DATA IN THIS EXERCISE.

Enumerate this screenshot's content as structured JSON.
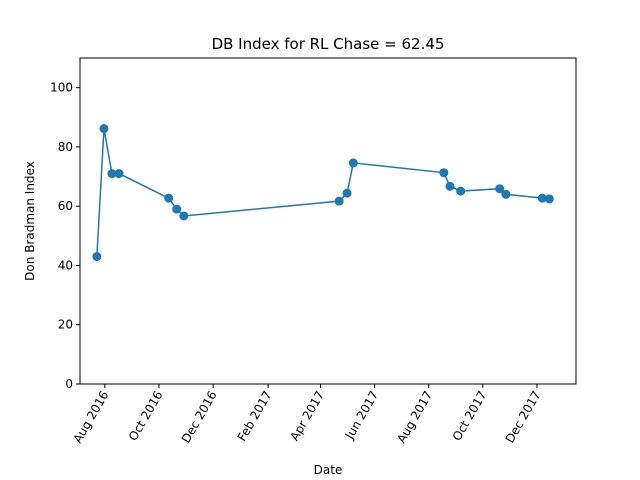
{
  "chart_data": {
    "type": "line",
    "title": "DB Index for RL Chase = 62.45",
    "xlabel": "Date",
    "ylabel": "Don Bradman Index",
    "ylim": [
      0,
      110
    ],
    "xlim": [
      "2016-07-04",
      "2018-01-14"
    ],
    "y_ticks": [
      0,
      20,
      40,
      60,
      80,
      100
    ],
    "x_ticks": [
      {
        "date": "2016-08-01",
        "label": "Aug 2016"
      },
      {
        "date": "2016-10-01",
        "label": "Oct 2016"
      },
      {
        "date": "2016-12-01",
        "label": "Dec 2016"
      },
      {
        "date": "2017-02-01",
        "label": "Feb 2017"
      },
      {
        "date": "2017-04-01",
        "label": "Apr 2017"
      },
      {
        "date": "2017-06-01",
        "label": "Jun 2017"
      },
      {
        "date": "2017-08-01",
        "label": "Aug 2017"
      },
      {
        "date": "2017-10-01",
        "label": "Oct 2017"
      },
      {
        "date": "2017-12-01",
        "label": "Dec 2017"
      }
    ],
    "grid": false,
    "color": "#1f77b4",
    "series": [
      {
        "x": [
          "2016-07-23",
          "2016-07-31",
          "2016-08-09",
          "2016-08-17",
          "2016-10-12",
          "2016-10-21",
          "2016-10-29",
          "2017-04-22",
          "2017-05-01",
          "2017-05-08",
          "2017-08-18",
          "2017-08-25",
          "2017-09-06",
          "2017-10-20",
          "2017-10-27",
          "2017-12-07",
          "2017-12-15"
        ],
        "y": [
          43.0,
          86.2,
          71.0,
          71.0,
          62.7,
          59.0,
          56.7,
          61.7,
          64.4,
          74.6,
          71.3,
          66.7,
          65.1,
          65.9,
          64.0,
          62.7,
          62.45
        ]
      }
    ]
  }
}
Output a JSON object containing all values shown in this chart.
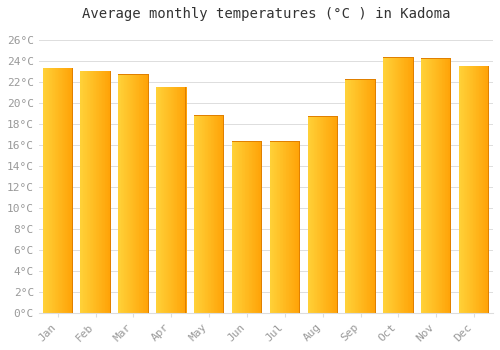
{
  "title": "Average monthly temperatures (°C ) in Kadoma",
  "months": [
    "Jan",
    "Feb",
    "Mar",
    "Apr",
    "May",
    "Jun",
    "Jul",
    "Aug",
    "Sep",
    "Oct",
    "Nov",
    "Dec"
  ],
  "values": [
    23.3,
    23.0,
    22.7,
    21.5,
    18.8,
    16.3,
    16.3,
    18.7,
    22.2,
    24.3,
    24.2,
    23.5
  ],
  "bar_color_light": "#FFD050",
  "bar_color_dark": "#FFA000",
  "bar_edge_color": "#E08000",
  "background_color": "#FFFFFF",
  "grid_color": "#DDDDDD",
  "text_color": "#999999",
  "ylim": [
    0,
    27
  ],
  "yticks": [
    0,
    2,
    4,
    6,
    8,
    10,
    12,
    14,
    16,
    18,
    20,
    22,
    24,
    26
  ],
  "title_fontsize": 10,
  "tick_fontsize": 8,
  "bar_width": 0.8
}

EXERCISE. Gather, from the listing above, every line carrying the word "JSON".

EXERCISE OUTPUT.
Enumerate this screenshot's content as structured JSON.
Output a JSON object containing all values shown in this chart.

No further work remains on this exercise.